PERFIL

O 'japa' por ele mesmo

Depois de atuar com ícones como Alex Atala, no D.O.M., e os gêmeos Javier e Sérgio Torres, no Eñe, Flávio Miyamura se lança em voo solo

Érica Araium
17/03/2013 às 05:00.
Atualizado em 26/04/2022 às 00:44

Aos 28 anos, Flávio Miyamura, ou o “japa”, pretende mostrar a que veio em seu “novo” templo – essa é a tradução livre, do japonês para português, do nome escolhido para seu restaurante, o Miya, recém-inaugurado em São Paulo, de levada autoral e influência metade hispânica metade japonesa. Quem já associou o nome à pessoa deve ter se lembrado da figura de sorriso largo que, tempos atrás, fazia par afinado com Alex Atala no extinto programa Mesa pra Dois, do canal pago GNT. Ele também já foi sous-chef no D.O.M. e chef executivo do badalado Eñe, dos gêmeos Javier e Sérgio Torres. As referências existem e são muitas. A aventura solo, porém, acaba de começar.

“Não posso ser pretensioso e prepotente. Preciso, sim, manter os pés no chão e deixar claro o que proponho, as referências que trago. O que me dá segurança é que conseguimos, em pouco tempo, reconhecimento nesse universo gigante de restaurantes”, avalia. O menu da casa acaba de ser alterado, depois de seis meses, e reflete a expectativa do chef em renovar o repertório dos comensais.

Matérias-primas japonesas como yuzú (fruta cítrica) e furikake (tempero usado no preparo do gohan, por exemplo), latentes na memória, serviram para sofisticar e marcar criações embaladas por técnicas ocidentais. É o caso do robalo em crosta de furikake e purê de batatas, hit do Miya, e do polvo cozido em baixa temperatura servido com cascas de yuzú preparadas como uma espécie de conserva. “Não emprego técnicas orientais nem faço releitura de clássicos. Opto por produtos simples que via em casa e raramente encontro em restaurantes. Não é preciso usar trufas e outros ingredientes importados o tempo todo, nem itens óbvios”, explica. O ovo perfeito que criou também remonta às suas raízes – cozido a 62ºC, mantém a gema molinha e é servido num caldo de legumes com edamame (grão de soja verde) e bacon.

Seu objetivo: Por favor, retome o perfil do chef Flávio Miyamura logo após a última frase e dê continuidade ao texto. As linhas vêm de outra fonte, sem relação com o perfil.

Linhas extraídas:

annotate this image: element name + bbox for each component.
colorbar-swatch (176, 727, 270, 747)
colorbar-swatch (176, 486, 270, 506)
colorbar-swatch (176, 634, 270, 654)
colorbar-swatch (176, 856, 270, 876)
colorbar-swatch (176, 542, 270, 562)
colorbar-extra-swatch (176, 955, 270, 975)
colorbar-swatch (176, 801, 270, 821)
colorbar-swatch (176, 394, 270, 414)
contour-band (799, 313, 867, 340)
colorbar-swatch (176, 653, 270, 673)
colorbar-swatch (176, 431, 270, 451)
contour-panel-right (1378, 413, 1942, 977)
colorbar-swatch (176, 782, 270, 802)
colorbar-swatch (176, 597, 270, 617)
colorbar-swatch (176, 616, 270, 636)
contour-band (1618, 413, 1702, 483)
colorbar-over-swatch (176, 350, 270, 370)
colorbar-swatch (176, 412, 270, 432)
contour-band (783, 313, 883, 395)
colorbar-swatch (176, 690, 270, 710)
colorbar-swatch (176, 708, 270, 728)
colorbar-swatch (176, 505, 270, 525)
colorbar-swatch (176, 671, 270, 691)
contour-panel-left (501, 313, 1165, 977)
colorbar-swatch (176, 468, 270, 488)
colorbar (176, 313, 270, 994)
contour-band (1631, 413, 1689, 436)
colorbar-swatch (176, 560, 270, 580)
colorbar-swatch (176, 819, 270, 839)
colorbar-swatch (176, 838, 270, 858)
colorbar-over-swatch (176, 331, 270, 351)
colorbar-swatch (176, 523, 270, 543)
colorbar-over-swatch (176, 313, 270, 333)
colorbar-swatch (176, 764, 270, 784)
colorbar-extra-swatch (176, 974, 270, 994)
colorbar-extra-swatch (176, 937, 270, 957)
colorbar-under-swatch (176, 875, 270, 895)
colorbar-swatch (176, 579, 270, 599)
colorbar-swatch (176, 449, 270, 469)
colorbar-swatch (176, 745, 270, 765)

Resposta:
Outros pratos que denotam a expertise do chef são a vieira com purê de couve-flor e sorbet de salsão com capim-santo, o risoto de cerveja preta e cebolas caramelizadas, o fusili caseiro com mexilhões, lulas e crosta de pão, e a barriga de porco com purê de castanhas portuguesas. A carne de porco, aliás, até pouco tempo renegada por entusiastas do comer bem, virou queridinha no Eñe por conta de Miyamura – a saber, o leitão crocante com maçã segue agradando aos clientes de lá.

Detalhe que, antes de ser inaugurado, o Miya funcionou em esquema soft open e, num dia daqueles, o chef se deu conta de que Bel Coelho, Andrea Kauffman, Jefferson Rueda, Helena Rizzo, Daniel Redondo, Marie-France Henry e outros cozinheiros bacanudos provavam de suas receitas e se divertiam reunidos em torno da mesa. “Imagine que honra. Por outro lado, se eu quisesse terminar com a concorrência, aquele seria um dia perfeito”, diverte-se.

Entre hashis e tapas

“Tive bastante sorte de passar pelos melhores restaurantes, de mandar currículo e ser aceito. Mas não posso me esquecer do Shin Zushi, onde comecei e aprendi todas as técnicas da culinária japonesa”, diz o chef, referindo-se ao restaurante fundado em 1981 pelo japonês Shinji Mizumoto e que, desde a morte dele, é gerido pelo filho, Ken Mizumoto.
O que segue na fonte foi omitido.